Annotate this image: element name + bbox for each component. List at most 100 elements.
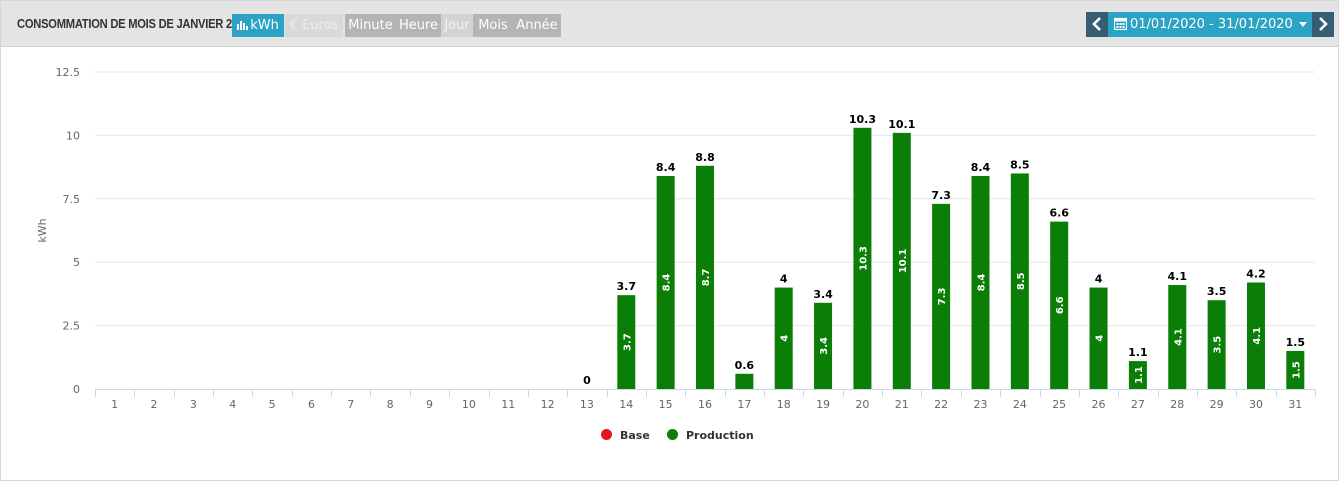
bar — [1089, 287, 1108, 389]
data-label: 4 — [1095, 273, 1103, 286]
inner-data-label: 1.5 — [1291, 361, 1302, 379]
bar — [1050, 221, 1069, 389]
legend-dot-production — [667, 429, 678, 440]
tab-annee[interactable]: Année — [516, 18, 558, 33]
x-tick-label: 31 — [1288, 398, 1302, 411]
inner-data-label: 3.7 — [622, 333, 633, 351]
x-tick-label: 9 — [426, 398, 433, 411]
prev-period-button[interactable] — [1086, 12, 1108, 37]
data-label: 4.1 — [1168, 270, 1188, 283]
x-tick-label: 23 — [973, 398, 987, 411]
x-tick-label: 21 — [895, 398, 909, 411]
x-tick-label: 14 — [619, 398, 633, 411]
data-label: 8.8 — [695, 151, 715, 164]
kwh-label: kWh — [250, 18, 279, 33]
x-tick-label: 29 — [1210, 398, 1224, 411]
bar — [735, 373, 754, 389]
tab-heure[interactable]: Heure — [398, 18, 439, 33]
y-tick-label: 0 — [73, 383, 80, 396]
date-range-text: 01/01/2020 - 31/01/2020 — [1130, 17, 1293, 32]
date-range-dropdown[interactable]: 01/01/2020 - 31/01/2020 — [1113, 12, 1307, 37]
bar — [853, 127, 872, 390]
y-tick-label: 10 — [66, 129, 80, 142]
bar — [617, 295, 636, 389]
inner-data-label: 4.1 — [1252, 327, 1263, 345]
inner-data-label: 8.7 — [701, 269, 712, 287]
data-label: 4 — [780, 273, 788, 286]
chart-legend: Base Production — [1, 429, 1338, 443]
data-label: 8.4 — [656, 161, 676, 174]
inner-data-label: 10.3 — [858, 246, 869, 271]
inner-data-label: 4.1 — [1173, 328, 1184, 346]
x-tick-label: 24 — [1013, 398, 1027, 411]
tab-mois[interactable]: Mois — [478, 18, 508, 33]
caret-down-icon — [1298, 22, 1307, 27]
bar — [774, 287, 793, 389]
x-tick-label: 5 — [269, 398, 276, 411]
data-label: 7.3 — [931, 189, 951, 202]
calendar-icon — [1113, 17, 1128, 31]
data-label: 0.6 — [735, 359, 755, 372]
data-label: 8.5 — [1010, 158, 1030, 171]
y-tick-label: 5 — [73, 256, 80, 269]
tab-minute[interactable]: Minute — [348, 18, 393, 33]
data-label: 10.1 — [888, 118, 915, 131]
date-range-picker: 01/01/2020 - 31/01/2020 — [1086, 12, 1334, 37]
data-label: 3.5 — [1207, 285, 1227, 298]
inner-data-label: 8.4 — [976, 274, 987, 292]
legend-item-production[interactable]: Production — [667, 429, 754, 442]
x-tick-label: 22 — [934, 398, 948, 411]
euros-button[interactable]: € Euros — [285, 14, 343, 37]
bar — [656, 175, 675, 389]
y-tick-label: 2.5 — [63, 320, 81, 333]
x-tick-label: 7 — [347, 398, 354, 411]
y-tick-label: 12.5 — [56, 66, 81, 79]
data-label: 1.1 — [1128, 346, 1148, 359]
bar — [1128, 361, 1147, 389]
data-label: 8.4 — [971, 161, 991, 174]
x-tick-label: 1 — [111, 398, 118, 411]
legend-label-base: Base — [620, 429, 650, 442]
x-tick-label: 13 — [580, 398, 594, 411]
inner-data-label: 8.4 — [662, 274, 673, 292]
inner-data-label: 3.5 — [1213, 336, 1224, 354]
bar — [1168, 285, 1187, 389]
bar — [932, 203, 951, 389]
legend-item-base[interactable]: Base — [601, 429, 650, 442]
data-label: 6.6 — [1049, 207, 1069, 220]
x-tick-label: 8 — [387, 398, 394, 411]
y-tick-label: 7.5 — [63, 193, 81, 206]
y-axis-title: kWh — [36, 218, 49, 242]
bar — [696, 165, 714, 389]
next-period-button[interactable] — [1312, 12, 1334, 37]
inner-data-label: 1.1 — [1134, 366, 1145, 384]
page-title: CONSOMMATION DE MOIS DE JANVIER 2020 — [17, 16, 250, 31]
x-tick-label: 27 — [1131, 398, 1145, 411]
x-tick-label: 28 — [1170, 398, 1184, 411]
period-selector: Minute Heure Jour Mois Année — [345, 14, 561, 37]
tab-jour[interactable]: Jour — [441, 14, 473, 37]
data-label: 1.5 — [1286, 336, 1306, 349]
x-tick-label: 4 — [229, 398, 236, 411]
inner-data-label: 8.5 — [1016, 272, 1027, 290]
kwh-button[interactable]: kWh — [232, 14, 284, 37]
x-tick-label: 6 — [308, 398, 315, 411]
chevron-right-icon — [1319, 17, 1328, 31]
x-tick-label: 19 — [816, 398, 830, 411]
legend-label-production: Production — [686, 429, 754, 442]
data-label: 4.2 — [1246, 267, 1266, 280]
x-tick-label: 26 — [1092, 398, 1106, 411]
bar — [1286, 350, 1305, 389]
x-tick-label: 3 — [190, 398, 197, 411]
inner-data-label: 4 — [780, 335, 791, 342]
x-tick-label: 18 — [777, 398, 791, 411]
bar — [1246, 282, 1265, 389]
panel-header: CONSOMMATION DE MOIS DE JANVIER 2020 kWh… — [1, 1, 1338, 47]
bar — [1010, 173, 1029, 389]
data-label: 0 — [583, 374, 591, 387]
x-tick-label: 25 — [1052, 398, 1066, 411]
x-tick-label: 20 — [855, 398, 869, 411]
inner-data-label: 3.4 — [819, 337, 830, 355]
bar — [971, 175, 990, 389]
* * * * * * *
- EXERCISE REQUIREMENTS -
Please repeat, character for character, the lines of the items above from the line with "bar — [1089, 287, 1108, 389]" to the line with "data-label: 8.5 — [1010, 158, 1030, 171]", including both of those lines.

- SOLUTION TO THIS EXERCISE -
bar — [1089, 287, 1108, 389]
data-label: 4 — [1095, 273, 1103, 286]
inner-data-label: 1.5 — [1291, 361, 1302, 379]
bar — [1050, 221, 1069, 389]
legend-dot-production — [667, 429, 678, 440]
tab-annee[interactable]: Année — [516, 18, 558, 33]
x-tick-label: 31 — [1288, 398, 1302, 411]
inner-data-label: 3.7 — [622, 333, 633, 351]
x-tick-label: 9 — [426, 398, 433, 411]
prev-period-button[interactable] — [1086, 12, 1108, 37]
data-label: 4.1 — [1168, 270, 1188, 283]
x-tick-label: 23 — [973, 398, 987, 411]
x-tick-label: 21 — [895, 398, 909, 411]
x-tick-label: 14 — [619, 398, 633, 411]
data-label: 8.8 — [695, 151, 715, 164]
kwh-label: kWh — [250, 18, 279, 33]
x-tick-label: 29 — [1210, 398, 1224, 411]
bar — [735, 373, 754, 389]
tab-heure[interactable]: Heure — [398, 18, 439, 33]
y-tick-label: 0 — [73, 383, 80, 396]
date-range-text: 01/01/2020 - 31/01/2020 — [1130, 17, 1293, 32]
date-range-dropdown[interactable]: 01/01/2020 - 31/01/2020 — [1113, 12, 1307, 37]
bar — [853, 127, 872, 390]
y-tick-label: 10 — [66, 129, 80, 142]
bar — [617, 295, 636, 389]
inner-data-label: 4.1 — [1252, 327, 1263, 345]
inner-data-label: 8.7 — [701, 269, 712, 287]
data-label: 4 — [780, 273, 788, 286]
chart-legend: Base Production — [1, 429, 1338, 443]
data-label: 8.4 — [656, 161, 676, 174]
inner-data-label: 10.3 — [858, 246, 869, 271]
inner-data-label: 4.1 — [1173, 328, 1184, 346]
x-tick-label: 24 — [1013, 398, 1027, 411]
tab-mois[interactable]: Mois — [478, 18, 508, 33]
caret-down-icon — [1298, 22, 1307, 27]
bar — [774, 287, 793, 389]
x-tick-label: 5 — [269, 398, 276, 411]
data-label: 7.3 — [931, 189, 951, 202]
calendar-icon — [1113, 17, 1128, 31]
data-label: 0.6 — [735, 359, 755, 372]
data-label: 8.5 — [1010, 158, 1030, 171]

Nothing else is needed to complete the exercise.